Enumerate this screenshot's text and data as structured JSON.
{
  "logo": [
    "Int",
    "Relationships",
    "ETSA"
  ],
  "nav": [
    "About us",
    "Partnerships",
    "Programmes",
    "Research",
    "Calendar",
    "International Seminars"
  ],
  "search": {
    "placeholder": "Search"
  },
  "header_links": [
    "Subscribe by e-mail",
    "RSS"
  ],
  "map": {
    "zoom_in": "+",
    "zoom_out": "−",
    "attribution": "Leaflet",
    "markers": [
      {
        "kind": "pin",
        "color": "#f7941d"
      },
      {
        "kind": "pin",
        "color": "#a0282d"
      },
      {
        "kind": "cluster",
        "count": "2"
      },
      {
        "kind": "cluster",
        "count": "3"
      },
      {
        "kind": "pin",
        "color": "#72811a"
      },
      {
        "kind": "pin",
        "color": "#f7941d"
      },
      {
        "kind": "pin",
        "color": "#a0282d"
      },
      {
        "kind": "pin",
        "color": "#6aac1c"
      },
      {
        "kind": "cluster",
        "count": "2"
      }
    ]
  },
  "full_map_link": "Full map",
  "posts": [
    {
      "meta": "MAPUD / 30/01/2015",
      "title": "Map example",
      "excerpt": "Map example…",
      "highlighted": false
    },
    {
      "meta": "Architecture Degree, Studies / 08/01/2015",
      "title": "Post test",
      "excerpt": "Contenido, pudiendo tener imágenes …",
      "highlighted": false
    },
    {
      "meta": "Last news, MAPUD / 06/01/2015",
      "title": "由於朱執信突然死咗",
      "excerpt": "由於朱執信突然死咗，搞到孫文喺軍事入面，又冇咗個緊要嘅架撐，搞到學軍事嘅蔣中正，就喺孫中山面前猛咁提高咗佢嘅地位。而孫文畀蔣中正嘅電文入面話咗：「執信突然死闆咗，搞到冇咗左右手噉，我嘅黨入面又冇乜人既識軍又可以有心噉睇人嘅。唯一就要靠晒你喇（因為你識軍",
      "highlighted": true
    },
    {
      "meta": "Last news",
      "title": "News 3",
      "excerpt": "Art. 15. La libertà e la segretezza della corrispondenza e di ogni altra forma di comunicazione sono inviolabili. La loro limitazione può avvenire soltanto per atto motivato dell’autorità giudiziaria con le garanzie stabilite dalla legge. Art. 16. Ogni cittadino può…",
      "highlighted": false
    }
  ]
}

__________

● **The problem**
Exactly one number is wanted in reply: the count of lines above that hold the string "meta".

● **Result**
4